■ GOAL ■
Return all lines in the material below that contain "subtitle".

■ RECORDS TO USE ■
┄┄┄┄┄┄┄┄┄┄┄┄┄┄┄┄┄┄┄┄

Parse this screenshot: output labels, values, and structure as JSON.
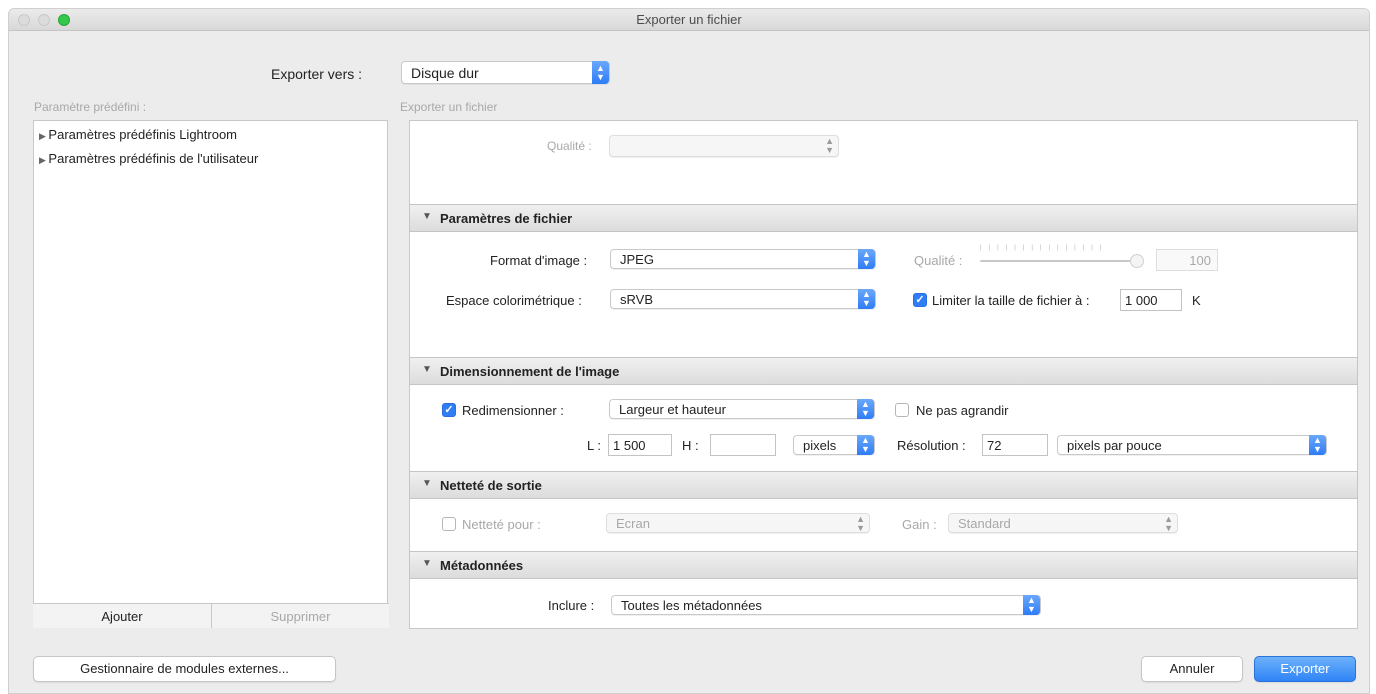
{
  "window": {
    "title": "Exporter un fichier"
  },
  "export_to": {
    "label": "Exporter vers :",
    "value": "Disque dur"
  },
  "presets": {
    "label": "Paramètre prédéfini :",
    "items": [
      "Paramètres prédéfinis Lightroom",
      "Paramètres prédéfinis de l'utilisateur"
    ],
    "add": "Ajouter",
    "remove": "Supprimer"
  },
  "main": {
    "subtitle": "Exporter un fichier",
    "quality_label": "Qualité :",
    "quality_value": ""
  },
  "file_settings": {
    "title": "Paramètres de fichier",
    "format_label": "Format d'image :",
    "format_value": "JPEG",
    "quality_label": "Qualité :",
    "quality_value": "100",
    "quality_level": 1.0,
    "colorspace_label": "Espace colorimétrique :",
    "colorspace_value": "sRVB",
    "limit_label": "Limiter la taille de fichier à :",
    "limit_checked": true,
    "limit_value": "1 000",
    "limit_unit": "K"
  },
  "sizing": {
    "title": "Dimensionnement de l'image",
    "resize_label": "Redimensionner :",
    "resize_checked": true,
    "resize_mode": "Largeur et hauteur",
    "no_enlarge_label": "Ne pas agrandir",
    "no_enlarge_checked": false,
    "w_label": "L :",
    "w_value": "1 500",
    "h_label": "H :",
    "h_value": "",
    "unit_value": "pixels",
    "res_label": "Résolution :",
    "res_value": "72",
    "res_unit": "pixels par pouce"
  },
  "sharpen": {
    "title": "Netteté de sortie",
    "for_label": "Netteté pour :",
    "for_checked": false,
    "for_value": "Ecran",
    "gain_label": "Gain :",
    "gain_value": "Standard"
  },
  "metadata": {
    "title": "Métadonnées",
    "include_label": "Inclure :",
    "include_value": "Toutes les métadonnées"
  },
  "footer": {
    "plugins": "Gestionnaire de modules externes...",
    "cancel": "Annuler",
    "export": "Exporter"
  },
  "colors": {
    "accent": "#2f7ef6",
    "close_dot": "#dcdcdc",
    "zoom_dot": "#34c84a"
  }
}
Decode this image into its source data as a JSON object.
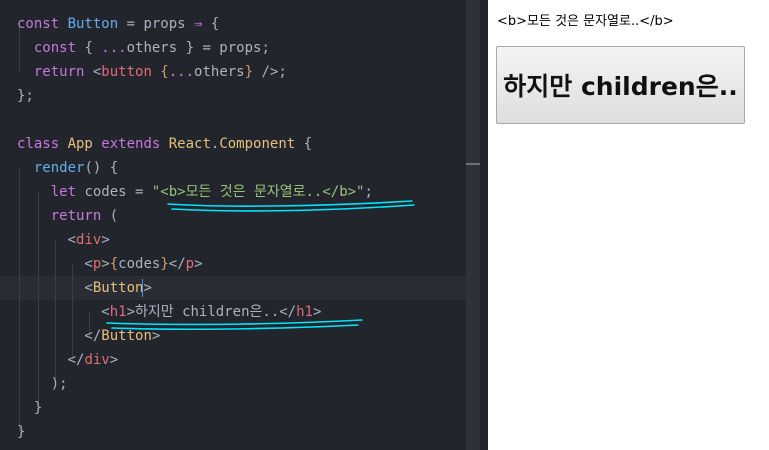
{
  "editor": {
    "lines": [
      [
        {
          "t": "const ",
          "c": "kw"
        },
        {
          "t": "Button",
          "c": "fn"
        },
        {
          "t": " = props ",
          "c": "plain"
        },
        {
          "t": "⇒",
          "c": "op"
        },
        {
          "t": " {",
          "c": "plain"
        }
      ],
      [
        {
          "t": "  const ",
          "c": "kw"
        },
        {
          "t": "{ ",
          "c": "plain"
        },
        {
          "t": "...",
          "c": "op"
        },
        {
          "t": "others } = props;",
          "c": "plain"
        }
      ],
      [
        {
          "t": "  return ",
          "c": "kw"
        },
        {
          "t": "<",
          "c": "plain"
        },
        {
          "t": "button",
          "c": "tag"
        },
        {
          "t": " {",
          "c": "jsx"
        },
        {
          "t": "...",
          "c": "op"
        },
        {
          "t": "others",
          "c": "plain"
        },
        {
          "t": "}",
          "c": "jsx"
        },
        {
          "t": " />;",
          "c": "plain"
        }
      ],
      [
        {
          "t": "};",
          "c": "plain"
        }
      ],
      [],
      [
        {
          "t": "class ",
          "c": "kw"
        },
        {
          "t": "App ",
          "c": "cls"
        },
        {
          "t": "extends ",
          "c": "kw"
        },
        {
          "t": "React",
          "c": "cls"
        },
        {
          "t": ".",
          "c": "plain"
        },
        {
          "t": "Component",
          "c": "cls"
        },
        {
          "t": " {",
          "c": "plain"
        }
      ],
      [
        {
          "t": "  render",
          "c": "fn"
        },
        {
          "t": "() {",
          "c": "plain"
        }
      ],
      [
        {
          "t": "    let ",
          "c": "kw"
        },
        {
          "t": "codes = ",
          "c": "plain"
        },
        {
          "t": "\"<b>모든 것은 문자열로..</b>\"",
          "c": "str"
        },
        {
          "t": ";",
          "c": "plain"
        }
      ],
      [
        {
          "t": "    return ",
          "c": "kw"
        },
        {
          "t": "(",
          "c": "plain"
        }
      ],
      [
        {
          "t": "      <",
          "c": "plain"
        },
        {
          "t": "div",
          "c": "tag"
        },
        {
          "t": ">",
          "c": "plain"
        }
      ],
      [
        {
          "t": "        <",
          "c": "plain"
        },
        {
          "t": "p",
          "c": "tag"
        },
        {
          "t": ">",
          "c": "plain"
        },
        {
          "t": "{",
          "c": "jsx"
        },
        {
          "t": "codes",
          "c": "plain"
        },
        {
          "t": "}",
          "c": "jsx"
        },
        {
          "t": "</",
          "c": "plain"
        },
        {
          "t": "p",
          "c": "tag"
        },
        {
          "t": ">",
          "c": "plain"
        }
      ],
      [
        {
          "t": "        <",
          "c": "plain"
        },
        {
          "t": "Button",
          "c": "cls"
        },
        {
          "t": ">",
          "c": "plain"
        }
      ],
      [
        {
          "t": "          <",
          "c": "plain"
        },
        {
          "t": "h1",
          "c": "tag"
        },
        {
          "t": ">하지만 children은..</",
          "c": "plain"
        },
        {
          "t": "h1",
          "c": "tag"
        },
        {
          "t": ">",
          "c": "plain"
        }
      ],
      [
        {
          "t": "        </",
          "c": "plain"
        },
        {
          "t": "Button",
          "c": "cls"
        },
        {
          "t": ">",
          "c": "plain"
        }
      ],
      [
        {
          "t": "      </",
          "c": "plain"
        },
        {
          "t": "div",
          "c": "tag"
        },
        {
          "t": ">",
          "c": "plain"
        }
      ],
      [
        {
          "t": "    );",
          "c": "plain"
        }
      ],
      [
        {
          "t": "  }",
          "c": "plain"
        }
      ],
      [
        {
          "t": "}",
          "c": "plain"
        }
      ]
    ]
  },
  "preview": {
    "codes_text": "<b>모든 것은 문자열로..</b>",
    "button_text": "하지만 children은.."
  },
  "colors": {
    "editor_bg": "#22252c",
    "keyword": "#c678dd",
    "function": "#61afef",
    "tag": "#e06c75",
    "class": "#e5c07b",
    "string": "#98c379",
    "annotation": "#00e5ff"
  }
}
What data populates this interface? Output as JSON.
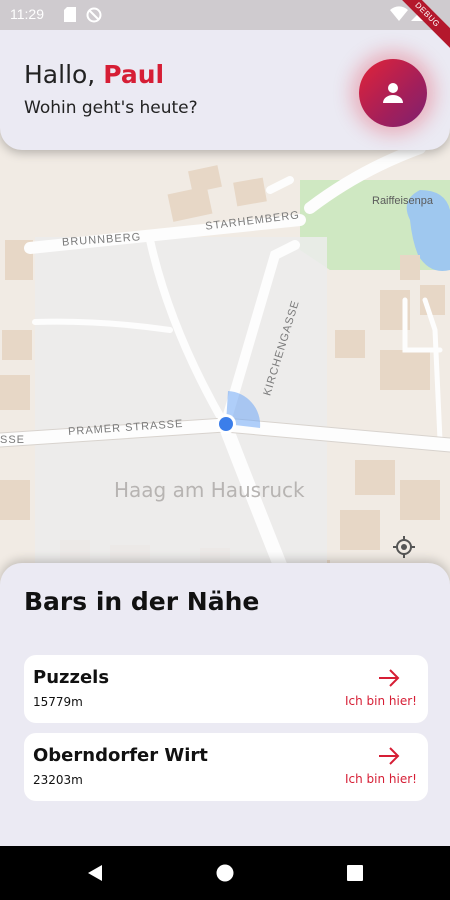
{
  "status_bar": {
    "time": "11:29",
    "icons": [
      "sd-card-icon",
      "no-disturb-icon",
      "wifi-icon",
      "signal-icon",
      "battery-icon"
    ],
    "debug_label": "DEBUG"
  },
  "header": {
    "greeting_prefix": "Hallo,",
    "user_name": "Paul",
    "subtitle": "Wohin geht's heute?",
    "avatar_icon": "person-icon",
    "accent_color": "#d61e35"
  },
  "map": {
    "streets": [
      "BRUNNBERG",
      "STARHEMBERG",
      "KIRCHENGASSE",
      "PRAMER STRASSE",
      "SSE"
    ],
    "town_label": "Haag am Hausruck",
    "park_label": "Raiffeisenpa",
    "locate_icon": "my-location-icon"
  },
  "bars_sheet": {
    "title": "Bars in der Nähe",
    "items": [
      {
        "name": "Puzzels",
        "distance": "15779m",
        "action": "Ich bin hier!",
        "icon": "arrow-right-icon"
      },
      {
        "name": "Oberndorfer Wirt",
        "distance": "23203m",
        "action": "Ich bin hier!",
        "icon": "arrow-right-icon"
      }
    ]
  },
  "nav_bar": {
    "buttons": [
      "back-icon",
      "home-icon",
      "recents-icon"
    ]
  }
}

┄┄┄┄┄┄┄┄┄┄┄┄┄┄┄┄┄┄┄┄

■ IN RESPONSE ■
    "subtitle": "Exporter un fichier",
    "subtitle": "Wohin geht's heute?",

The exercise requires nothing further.